What you will do
Turn each line in the records below into a numbered list, leaving out any blank lines.

-- START Data in this exercise --

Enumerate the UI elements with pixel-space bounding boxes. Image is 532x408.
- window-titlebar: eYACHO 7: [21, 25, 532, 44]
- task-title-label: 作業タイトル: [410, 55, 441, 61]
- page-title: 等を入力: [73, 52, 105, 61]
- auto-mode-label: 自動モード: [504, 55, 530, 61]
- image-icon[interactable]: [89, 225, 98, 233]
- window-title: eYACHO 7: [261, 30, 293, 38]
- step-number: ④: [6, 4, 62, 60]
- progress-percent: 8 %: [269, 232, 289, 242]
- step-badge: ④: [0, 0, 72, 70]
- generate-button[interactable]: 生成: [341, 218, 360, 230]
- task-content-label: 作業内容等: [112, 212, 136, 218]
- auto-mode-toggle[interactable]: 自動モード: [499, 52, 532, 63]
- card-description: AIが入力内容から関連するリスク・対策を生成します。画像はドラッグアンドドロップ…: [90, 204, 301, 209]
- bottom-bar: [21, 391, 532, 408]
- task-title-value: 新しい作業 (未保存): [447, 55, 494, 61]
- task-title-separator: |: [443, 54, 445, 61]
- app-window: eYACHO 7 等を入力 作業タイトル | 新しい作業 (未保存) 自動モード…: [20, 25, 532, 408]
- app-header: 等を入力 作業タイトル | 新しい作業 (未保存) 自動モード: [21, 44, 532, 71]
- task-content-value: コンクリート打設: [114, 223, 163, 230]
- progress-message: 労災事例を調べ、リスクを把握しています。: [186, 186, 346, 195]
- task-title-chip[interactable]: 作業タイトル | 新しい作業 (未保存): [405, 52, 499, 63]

-- END Data in this exercise --

Completed exercise
1. Enumerate the UI elements with pixel-space bounding boxes. Image is 532x408.
2. - window-titlebar: eYACHO 7: [21, 25, 532, 44]
3. - task-title-label: 作業タイトル: [410, 55, 441, 61]
4. - page-title: 等を入力: [73, 52, 105, 61]
5. - auto-mode-label: 自動モード: [504, 55, 530, 61]
6. - image-icon[interactable]: [89, 225, 98, 233]
7. - window-title: eYACHO 7: [261, 30, 293, 38]
8. - step-number: ④: [6, 4, 62, 60]
9. - progress-percent: 8 %: [269, 232, 289, 242]
10. - step-badge: ④: [0, 0, 72, 70]
11. - generate-button[interactable]: 生成: [341, 218, 360, 230]
12. - task-content-label: 作業内容等: [112, 212, 136, 218]
13. - auto-mode-toggle[interactable]: 自動モード: [499, 52, 532, 63]
14. - card-description: AIが入力内容から関連するリスク・対策を生成します。画像はドラッグアンドドロップ…: [90, 204, 301, 209]
15. - bottom-bar: [21, 391, 532, 408]
16. - task-title-value: 新しい作業 (未保存): [447, 55, 494, 61]
17. - task-title-separator: |: [443, 54, 445, 61]
18. - app-window: eYACHO 7 等を入力 作業タイトル | 新しい作業 (未保存) 自動モード…: [20, 25, 532, 408]
19. - app-header: 等を入力 作業タイトル | 新しい作業 (未保存) 自動モード: [21, 44, 532, 71]
20. - task-content-value: コンクリート打設: [114, 223, 163, 230]
21. - progress-message: 労災事例を調べ、リスクを把握しています。: [186, 186, 346, 195]
22. - task-title-chip[interactable]: 作業タイトル | 新しい作業 (未保存): [405, 52, 499, 63]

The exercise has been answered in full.